-- START OF RECORD EXCERPTS --

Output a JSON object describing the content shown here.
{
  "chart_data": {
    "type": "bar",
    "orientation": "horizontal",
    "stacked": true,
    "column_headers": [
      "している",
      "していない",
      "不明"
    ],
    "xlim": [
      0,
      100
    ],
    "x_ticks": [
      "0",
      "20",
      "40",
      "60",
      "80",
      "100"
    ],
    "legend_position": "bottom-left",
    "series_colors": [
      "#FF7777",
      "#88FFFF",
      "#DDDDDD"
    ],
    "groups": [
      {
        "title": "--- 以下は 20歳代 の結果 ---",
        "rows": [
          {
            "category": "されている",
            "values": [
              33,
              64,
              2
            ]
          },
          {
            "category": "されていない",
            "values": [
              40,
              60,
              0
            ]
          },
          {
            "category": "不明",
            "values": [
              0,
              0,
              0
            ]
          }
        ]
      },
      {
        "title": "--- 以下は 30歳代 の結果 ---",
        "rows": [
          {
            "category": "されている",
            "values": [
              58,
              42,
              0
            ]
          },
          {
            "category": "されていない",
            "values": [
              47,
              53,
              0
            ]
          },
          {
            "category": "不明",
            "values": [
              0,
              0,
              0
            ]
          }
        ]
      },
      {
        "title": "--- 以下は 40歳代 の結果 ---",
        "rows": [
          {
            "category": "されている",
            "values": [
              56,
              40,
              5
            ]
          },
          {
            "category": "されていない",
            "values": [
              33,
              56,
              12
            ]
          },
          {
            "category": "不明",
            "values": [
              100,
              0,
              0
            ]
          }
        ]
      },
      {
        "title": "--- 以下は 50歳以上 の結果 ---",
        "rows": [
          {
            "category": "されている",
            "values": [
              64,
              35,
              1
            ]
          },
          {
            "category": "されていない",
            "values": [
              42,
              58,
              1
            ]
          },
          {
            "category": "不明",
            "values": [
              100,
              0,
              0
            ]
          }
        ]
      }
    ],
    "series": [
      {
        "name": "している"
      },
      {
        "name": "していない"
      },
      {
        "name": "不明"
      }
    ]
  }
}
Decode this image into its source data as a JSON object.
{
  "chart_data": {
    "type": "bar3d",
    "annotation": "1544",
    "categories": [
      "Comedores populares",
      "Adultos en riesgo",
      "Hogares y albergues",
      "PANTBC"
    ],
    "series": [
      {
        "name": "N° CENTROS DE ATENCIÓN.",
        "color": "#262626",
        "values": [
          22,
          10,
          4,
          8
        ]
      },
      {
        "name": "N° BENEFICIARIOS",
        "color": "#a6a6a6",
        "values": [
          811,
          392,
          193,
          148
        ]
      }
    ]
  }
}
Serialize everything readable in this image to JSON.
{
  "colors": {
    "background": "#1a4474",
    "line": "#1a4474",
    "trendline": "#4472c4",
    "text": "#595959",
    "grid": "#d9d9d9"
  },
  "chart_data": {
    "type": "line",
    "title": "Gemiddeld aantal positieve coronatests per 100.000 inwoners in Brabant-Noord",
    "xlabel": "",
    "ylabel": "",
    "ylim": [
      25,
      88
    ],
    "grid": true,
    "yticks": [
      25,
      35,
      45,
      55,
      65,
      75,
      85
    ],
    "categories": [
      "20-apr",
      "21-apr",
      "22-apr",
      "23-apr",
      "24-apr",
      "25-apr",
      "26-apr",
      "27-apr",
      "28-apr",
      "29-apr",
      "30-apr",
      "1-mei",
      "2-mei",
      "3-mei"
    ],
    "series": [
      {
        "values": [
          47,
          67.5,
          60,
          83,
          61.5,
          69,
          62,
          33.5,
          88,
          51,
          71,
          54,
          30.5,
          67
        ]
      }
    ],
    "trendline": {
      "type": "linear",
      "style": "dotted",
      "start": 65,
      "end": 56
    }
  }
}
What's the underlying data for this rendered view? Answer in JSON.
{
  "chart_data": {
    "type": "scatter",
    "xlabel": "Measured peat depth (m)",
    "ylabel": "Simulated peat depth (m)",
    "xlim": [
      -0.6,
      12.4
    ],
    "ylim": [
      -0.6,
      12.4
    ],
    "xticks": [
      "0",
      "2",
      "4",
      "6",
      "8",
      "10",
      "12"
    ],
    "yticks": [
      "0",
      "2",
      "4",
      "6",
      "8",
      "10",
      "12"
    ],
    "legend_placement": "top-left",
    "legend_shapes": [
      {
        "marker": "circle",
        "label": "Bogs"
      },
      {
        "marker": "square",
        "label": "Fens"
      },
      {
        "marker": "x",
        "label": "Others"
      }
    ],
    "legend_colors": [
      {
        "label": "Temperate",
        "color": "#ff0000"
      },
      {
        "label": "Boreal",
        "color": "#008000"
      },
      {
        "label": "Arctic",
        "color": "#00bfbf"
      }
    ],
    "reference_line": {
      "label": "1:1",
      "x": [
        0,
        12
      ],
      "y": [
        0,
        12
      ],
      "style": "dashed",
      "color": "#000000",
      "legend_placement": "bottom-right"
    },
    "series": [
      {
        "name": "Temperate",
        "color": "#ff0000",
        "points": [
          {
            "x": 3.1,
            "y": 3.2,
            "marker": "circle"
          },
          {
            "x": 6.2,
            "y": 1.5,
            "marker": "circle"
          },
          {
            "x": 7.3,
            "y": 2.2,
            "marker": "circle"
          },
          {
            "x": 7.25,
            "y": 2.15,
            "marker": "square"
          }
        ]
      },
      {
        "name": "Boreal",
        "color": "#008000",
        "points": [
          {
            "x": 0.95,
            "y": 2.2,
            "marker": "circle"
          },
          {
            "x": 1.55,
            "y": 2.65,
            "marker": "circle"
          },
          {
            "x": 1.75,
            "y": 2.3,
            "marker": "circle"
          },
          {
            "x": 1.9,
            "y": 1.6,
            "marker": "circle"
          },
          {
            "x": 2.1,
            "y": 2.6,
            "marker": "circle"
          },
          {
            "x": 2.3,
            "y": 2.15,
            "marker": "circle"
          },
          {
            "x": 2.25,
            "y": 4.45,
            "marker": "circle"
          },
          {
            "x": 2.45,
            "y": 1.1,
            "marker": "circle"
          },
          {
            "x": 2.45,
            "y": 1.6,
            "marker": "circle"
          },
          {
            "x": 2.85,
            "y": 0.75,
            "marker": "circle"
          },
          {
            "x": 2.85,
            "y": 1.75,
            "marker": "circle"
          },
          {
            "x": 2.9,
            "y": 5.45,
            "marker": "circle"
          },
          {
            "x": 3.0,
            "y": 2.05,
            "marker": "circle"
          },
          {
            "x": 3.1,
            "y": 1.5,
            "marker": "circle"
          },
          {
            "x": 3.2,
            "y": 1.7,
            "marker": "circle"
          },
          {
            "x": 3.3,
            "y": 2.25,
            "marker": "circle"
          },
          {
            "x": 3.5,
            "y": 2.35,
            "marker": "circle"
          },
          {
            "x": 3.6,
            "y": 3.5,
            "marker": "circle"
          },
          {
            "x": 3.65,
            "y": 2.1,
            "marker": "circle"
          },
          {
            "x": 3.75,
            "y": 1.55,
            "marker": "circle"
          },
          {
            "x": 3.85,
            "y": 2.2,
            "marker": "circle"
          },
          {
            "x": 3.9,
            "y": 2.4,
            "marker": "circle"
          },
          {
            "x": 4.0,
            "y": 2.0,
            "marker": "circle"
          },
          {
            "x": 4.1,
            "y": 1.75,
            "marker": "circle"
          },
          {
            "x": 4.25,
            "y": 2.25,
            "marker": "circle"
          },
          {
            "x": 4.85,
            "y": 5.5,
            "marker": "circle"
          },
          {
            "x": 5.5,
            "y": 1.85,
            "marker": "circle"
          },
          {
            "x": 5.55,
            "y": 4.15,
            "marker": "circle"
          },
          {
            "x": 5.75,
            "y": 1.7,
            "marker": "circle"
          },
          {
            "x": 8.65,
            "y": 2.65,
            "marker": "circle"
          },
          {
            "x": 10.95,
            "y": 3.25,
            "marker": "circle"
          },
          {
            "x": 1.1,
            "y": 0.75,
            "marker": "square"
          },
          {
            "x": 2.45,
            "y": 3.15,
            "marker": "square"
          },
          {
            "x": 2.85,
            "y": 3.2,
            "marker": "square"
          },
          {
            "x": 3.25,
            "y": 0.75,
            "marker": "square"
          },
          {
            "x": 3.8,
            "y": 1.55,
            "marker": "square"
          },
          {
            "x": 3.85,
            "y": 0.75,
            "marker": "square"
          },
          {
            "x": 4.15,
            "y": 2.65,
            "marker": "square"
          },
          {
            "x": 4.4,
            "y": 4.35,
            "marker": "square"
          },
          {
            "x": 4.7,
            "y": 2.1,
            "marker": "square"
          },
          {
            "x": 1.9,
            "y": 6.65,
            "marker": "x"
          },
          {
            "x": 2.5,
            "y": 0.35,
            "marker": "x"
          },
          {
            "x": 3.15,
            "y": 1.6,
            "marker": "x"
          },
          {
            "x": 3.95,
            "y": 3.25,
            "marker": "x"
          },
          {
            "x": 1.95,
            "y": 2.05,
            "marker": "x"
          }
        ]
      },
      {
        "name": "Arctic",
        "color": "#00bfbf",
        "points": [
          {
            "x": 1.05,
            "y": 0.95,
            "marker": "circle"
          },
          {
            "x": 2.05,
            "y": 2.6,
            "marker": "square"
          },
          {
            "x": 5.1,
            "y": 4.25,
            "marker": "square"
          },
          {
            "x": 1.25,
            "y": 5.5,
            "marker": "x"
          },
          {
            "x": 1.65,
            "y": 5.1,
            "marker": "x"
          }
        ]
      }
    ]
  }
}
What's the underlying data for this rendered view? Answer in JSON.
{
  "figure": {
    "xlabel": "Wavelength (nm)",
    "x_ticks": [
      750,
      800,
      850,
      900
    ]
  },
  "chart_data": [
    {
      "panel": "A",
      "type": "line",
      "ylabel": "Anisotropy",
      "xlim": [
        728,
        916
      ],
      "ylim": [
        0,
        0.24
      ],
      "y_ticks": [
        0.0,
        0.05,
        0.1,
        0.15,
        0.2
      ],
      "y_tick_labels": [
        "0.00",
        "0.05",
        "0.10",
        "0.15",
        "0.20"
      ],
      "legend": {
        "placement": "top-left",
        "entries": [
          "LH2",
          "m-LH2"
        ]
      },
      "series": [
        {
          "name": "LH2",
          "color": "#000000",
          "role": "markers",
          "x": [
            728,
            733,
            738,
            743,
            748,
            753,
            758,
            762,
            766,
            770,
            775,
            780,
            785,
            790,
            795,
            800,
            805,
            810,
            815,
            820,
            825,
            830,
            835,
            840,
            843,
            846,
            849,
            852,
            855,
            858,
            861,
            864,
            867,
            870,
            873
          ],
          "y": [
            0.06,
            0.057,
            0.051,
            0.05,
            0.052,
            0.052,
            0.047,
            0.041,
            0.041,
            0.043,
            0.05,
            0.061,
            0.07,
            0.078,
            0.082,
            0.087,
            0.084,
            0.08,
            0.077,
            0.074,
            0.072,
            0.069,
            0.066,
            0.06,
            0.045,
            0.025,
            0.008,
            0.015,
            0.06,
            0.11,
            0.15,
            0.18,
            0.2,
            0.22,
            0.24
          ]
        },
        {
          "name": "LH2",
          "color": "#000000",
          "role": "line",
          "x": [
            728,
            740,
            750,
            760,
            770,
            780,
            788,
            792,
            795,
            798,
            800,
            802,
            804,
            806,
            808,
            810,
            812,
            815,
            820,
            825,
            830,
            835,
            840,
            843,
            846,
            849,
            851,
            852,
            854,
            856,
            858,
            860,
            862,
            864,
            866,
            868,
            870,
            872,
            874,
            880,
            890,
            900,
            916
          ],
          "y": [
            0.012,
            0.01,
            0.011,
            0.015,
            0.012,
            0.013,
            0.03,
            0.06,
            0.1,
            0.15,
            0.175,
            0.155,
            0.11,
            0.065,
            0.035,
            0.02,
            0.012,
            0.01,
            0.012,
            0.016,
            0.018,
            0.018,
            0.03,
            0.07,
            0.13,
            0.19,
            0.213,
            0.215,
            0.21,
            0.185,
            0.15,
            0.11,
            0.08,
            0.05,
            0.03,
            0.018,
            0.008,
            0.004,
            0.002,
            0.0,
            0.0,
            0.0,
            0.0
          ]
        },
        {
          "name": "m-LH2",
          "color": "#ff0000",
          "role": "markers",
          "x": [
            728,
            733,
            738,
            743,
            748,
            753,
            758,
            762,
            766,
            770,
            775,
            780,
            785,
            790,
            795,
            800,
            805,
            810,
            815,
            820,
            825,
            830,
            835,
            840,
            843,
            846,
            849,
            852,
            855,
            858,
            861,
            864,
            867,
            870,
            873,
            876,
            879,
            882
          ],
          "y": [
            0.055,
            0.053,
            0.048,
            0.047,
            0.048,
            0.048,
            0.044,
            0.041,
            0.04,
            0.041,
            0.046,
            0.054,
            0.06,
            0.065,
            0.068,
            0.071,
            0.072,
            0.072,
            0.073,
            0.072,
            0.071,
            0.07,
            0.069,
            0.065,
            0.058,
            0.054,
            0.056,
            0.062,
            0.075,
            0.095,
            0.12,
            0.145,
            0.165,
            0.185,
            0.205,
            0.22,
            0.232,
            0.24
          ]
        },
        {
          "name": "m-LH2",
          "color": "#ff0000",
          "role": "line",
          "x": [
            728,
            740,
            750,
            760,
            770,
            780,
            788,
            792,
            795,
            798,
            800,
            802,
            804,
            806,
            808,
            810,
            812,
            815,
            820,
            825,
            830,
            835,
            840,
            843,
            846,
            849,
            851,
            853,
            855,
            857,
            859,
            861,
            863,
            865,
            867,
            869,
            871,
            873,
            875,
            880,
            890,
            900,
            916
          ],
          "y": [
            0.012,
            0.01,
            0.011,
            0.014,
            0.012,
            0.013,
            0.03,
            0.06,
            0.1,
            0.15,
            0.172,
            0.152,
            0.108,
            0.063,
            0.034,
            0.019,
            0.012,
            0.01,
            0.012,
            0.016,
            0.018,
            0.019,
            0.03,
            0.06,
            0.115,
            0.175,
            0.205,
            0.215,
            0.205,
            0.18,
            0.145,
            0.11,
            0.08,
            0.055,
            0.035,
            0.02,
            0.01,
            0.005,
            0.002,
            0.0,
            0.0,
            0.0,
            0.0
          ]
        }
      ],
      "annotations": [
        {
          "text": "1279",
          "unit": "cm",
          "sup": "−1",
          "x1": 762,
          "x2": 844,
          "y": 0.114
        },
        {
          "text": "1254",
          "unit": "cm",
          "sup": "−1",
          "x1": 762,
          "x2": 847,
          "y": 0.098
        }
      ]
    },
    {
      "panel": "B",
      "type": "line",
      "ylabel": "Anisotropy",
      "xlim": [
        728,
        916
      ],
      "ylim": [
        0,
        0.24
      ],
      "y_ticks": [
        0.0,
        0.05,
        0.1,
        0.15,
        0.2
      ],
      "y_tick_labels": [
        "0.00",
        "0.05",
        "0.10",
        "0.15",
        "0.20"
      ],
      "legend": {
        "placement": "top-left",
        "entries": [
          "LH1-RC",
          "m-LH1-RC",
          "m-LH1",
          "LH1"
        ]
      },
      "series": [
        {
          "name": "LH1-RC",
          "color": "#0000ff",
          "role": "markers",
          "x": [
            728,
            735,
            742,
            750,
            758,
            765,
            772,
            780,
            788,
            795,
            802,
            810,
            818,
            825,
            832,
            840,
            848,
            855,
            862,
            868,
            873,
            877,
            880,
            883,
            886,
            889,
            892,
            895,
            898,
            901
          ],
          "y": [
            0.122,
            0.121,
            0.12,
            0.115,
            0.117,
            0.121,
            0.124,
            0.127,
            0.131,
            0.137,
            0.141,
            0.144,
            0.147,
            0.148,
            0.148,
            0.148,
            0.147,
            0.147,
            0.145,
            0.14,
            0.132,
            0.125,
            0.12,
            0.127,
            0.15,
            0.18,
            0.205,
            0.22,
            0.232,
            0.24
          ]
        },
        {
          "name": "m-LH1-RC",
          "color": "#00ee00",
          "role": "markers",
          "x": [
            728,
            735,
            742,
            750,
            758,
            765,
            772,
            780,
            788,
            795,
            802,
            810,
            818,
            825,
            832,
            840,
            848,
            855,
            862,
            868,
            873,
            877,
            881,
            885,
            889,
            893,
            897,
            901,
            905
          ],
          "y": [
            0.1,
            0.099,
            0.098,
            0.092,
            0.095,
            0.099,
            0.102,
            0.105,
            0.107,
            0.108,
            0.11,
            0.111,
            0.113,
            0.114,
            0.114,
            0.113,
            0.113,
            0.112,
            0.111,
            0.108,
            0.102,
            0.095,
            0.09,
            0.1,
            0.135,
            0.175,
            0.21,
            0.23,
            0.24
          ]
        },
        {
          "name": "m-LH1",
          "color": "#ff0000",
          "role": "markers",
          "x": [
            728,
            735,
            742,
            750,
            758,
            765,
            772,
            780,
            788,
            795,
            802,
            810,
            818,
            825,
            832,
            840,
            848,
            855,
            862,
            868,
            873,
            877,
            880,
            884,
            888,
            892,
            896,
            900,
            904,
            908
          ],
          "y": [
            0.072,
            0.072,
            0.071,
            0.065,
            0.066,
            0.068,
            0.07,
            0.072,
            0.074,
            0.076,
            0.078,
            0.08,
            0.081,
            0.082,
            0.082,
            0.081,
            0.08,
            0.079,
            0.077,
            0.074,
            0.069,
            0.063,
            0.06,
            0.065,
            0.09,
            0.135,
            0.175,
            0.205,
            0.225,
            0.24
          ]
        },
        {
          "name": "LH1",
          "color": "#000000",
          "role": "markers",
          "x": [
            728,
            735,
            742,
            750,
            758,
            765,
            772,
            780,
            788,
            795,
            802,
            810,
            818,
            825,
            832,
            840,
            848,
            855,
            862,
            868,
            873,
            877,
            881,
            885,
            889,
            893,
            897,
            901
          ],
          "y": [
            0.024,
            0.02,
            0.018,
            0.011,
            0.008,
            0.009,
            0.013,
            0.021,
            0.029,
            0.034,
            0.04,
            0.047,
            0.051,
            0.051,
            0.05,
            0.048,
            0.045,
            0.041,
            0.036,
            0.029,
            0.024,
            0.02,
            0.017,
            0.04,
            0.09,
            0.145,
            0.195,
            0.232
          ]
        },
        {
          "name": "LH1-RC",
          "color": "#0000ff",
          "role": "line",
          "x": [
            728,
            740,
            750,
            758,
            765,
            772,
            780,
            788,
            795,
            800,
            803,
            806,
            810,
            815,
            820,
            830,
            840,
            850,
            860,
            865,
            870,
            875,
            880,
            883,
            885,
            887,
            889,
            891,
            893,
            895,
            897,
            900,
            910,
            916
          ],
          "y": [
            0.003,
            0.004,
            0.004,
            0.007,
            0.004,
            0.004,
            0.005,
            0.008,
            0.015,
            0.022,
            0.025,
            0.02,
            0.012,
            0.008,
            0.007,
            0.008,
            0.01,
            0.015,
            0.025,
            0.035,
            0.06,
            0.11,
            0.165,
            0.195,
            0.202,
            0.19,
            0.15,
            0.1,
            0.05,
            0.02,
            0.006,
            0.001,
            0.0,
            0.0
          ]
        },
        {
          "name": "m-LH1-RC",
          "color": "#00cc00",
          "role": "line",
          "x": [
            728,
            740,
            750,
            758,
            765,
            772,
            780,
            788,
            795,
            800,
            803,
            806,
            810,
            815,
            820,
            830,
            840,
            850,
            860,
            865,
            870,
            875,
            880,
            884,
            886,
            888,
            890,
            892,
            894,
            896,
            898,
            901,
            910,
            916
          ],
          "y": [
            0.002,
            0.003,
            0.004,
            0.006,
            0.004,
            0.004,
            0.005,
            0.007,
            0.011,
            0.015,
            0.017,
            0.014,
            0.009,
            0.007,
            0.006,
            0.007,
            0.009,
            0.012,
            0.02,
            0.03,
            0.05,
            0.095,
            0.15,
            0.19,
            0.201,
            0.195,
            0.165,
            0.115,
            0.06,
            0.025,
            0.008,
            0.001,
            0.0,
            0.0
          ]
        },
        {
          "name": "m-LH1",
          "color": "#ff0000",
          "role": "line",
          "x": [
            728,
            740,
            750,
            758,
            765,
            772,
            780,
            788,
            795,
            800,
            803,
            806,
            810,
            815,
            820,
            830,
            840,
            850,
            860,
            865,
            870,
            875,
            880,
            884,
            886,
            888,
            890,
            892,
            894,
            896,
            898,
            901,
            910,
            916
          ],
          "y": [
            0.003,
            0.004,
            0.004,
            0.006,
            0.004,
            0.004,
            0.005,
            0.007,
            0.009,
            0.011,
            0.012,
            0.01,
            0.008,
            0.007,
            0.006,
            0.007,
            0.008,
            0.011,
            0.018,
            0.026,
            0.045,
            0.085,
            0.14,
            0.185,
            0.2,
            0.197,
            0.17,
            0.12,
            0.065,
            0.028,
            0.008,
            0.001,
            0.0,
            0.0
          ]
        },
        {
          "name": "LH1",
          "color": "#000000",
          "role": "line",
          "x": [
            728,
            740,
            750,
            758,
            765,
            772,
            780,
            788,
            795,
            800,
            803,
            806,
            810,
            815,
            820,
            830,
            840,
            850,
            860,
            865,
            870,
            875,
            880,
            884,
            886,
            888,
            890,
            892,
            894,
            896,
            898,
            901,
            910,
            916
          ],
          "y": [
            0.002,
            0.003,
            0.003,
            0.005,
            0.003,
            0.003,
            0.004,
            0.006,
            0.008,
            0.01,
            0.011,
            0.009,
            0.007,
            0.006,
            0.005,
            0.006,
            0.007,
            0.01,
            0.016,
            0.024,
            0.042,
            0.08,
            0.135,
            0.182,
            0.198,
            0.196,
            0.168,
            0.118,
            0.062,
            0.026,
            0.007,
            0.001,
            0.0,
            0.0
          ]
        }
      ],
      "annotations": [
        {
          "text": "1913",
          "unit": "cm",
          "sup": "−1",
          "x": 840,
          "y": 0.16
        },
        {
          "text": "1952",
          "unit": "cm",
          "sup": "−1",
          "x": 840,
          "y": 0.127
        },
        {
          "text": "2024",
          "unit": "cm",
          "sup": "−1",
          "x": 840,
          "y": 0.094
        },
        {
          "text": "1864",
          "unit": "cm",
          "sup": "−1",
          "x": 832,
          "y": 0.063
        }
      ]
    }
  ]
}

-- END OF RECORD EXCERPTS --

__WORK TO COMPLETE__:
Look through the data and gather every line with the string "text" in it.

__OUTPUT BELOW__:
    "text": "#595959",
          "text": "1279",
          "text": "1254",
          "text": "1913",
          "text": "1952",
          "text": "2024",
          "text": "1864",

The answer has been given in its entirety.